>> begin

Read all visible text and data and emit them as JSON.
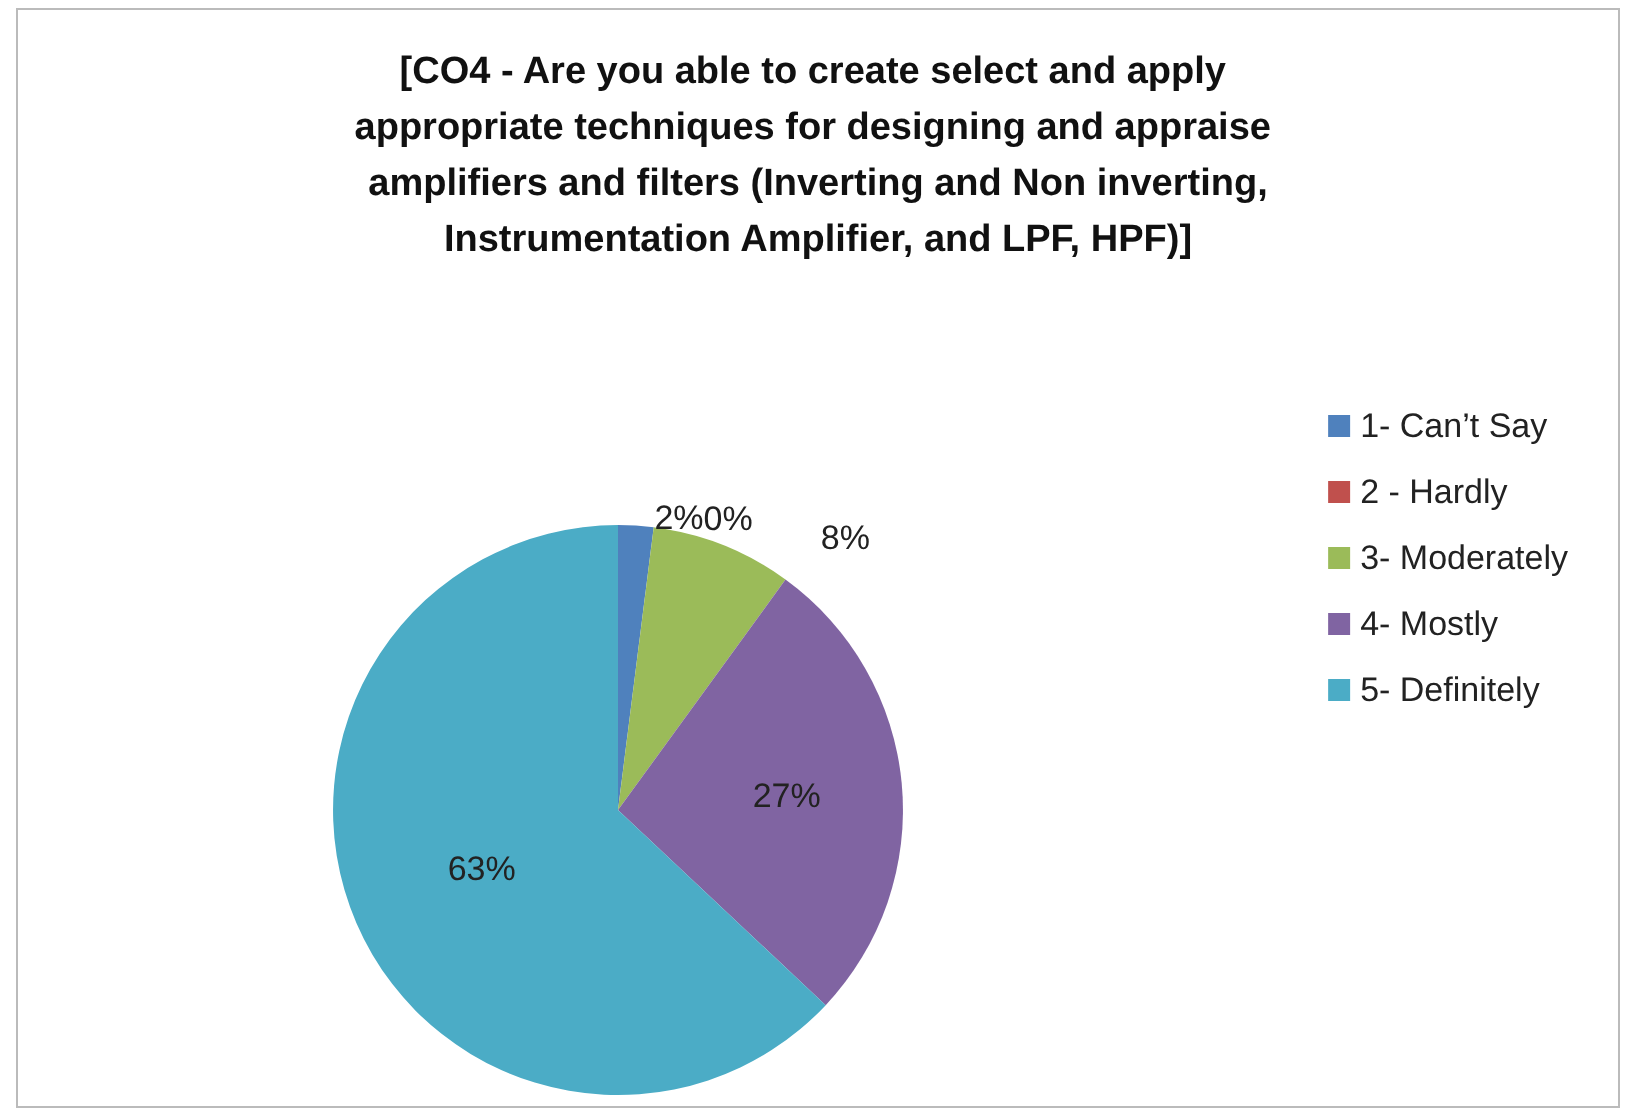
{
  "chart_data": {
    "type": "pie",
    "title": "[CO4 - Are you able to create select and apply appropriate techniques for designing and appraise amplifiers and filters (Inverting and Non inverting,Instrumentation Amplifier, and LPF, HPF)]",
    "categories": [
      "1- Can’t Say",
      "2 - Hardly",
      "3- Moderately",
      "4- Mostly",
      "5- Definitely"
    ],
    "values": [
      2,
      0,
      8,
      27,
      63
    ],
    "colors": [
      "#4f81bd",
      "#c0504d",
      "#9bbb59",
      "#8064a2",
      "#4bacc6"
    ],
    "value_labels": [
      "2%",
      "0%",
      "8%",
      "27%",
      "63%"
    ],
    "legend": "right"
  }
}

>> end

Task description
Leave the pictures out and output the rest of the listing exactly.

Right answer
Read all visible text and data and emit them as JSON.
{
  "chart_data": {
    "type": "pie",
    "title": "[CO4 - Are you able to create select and apply appropriate techniques for designing and appraise amplifiers and filters (Inverting and Non inverting,Instrumentation Amplifier, and LPF, HPF)]",
    "categories": [
      "1- Can’t Say",
      "2 - Hardly",
      "3- Moderately",
      "4- Mostly",
      "5- Definitely"
    ],
    "values": [
      2,
      0,
      8,
      27,
      63
    ],
    "colors": [
      "#4f81bd",
      "#c0504d",
      "#9bbb59",
      "#8064a2",
      "#4bacc6"
    ],
    "value_labels": [
      "2%",
      "0%",
      "8%",
      "27%",
      "63%"
    ],
    "legend": "right"
  }
}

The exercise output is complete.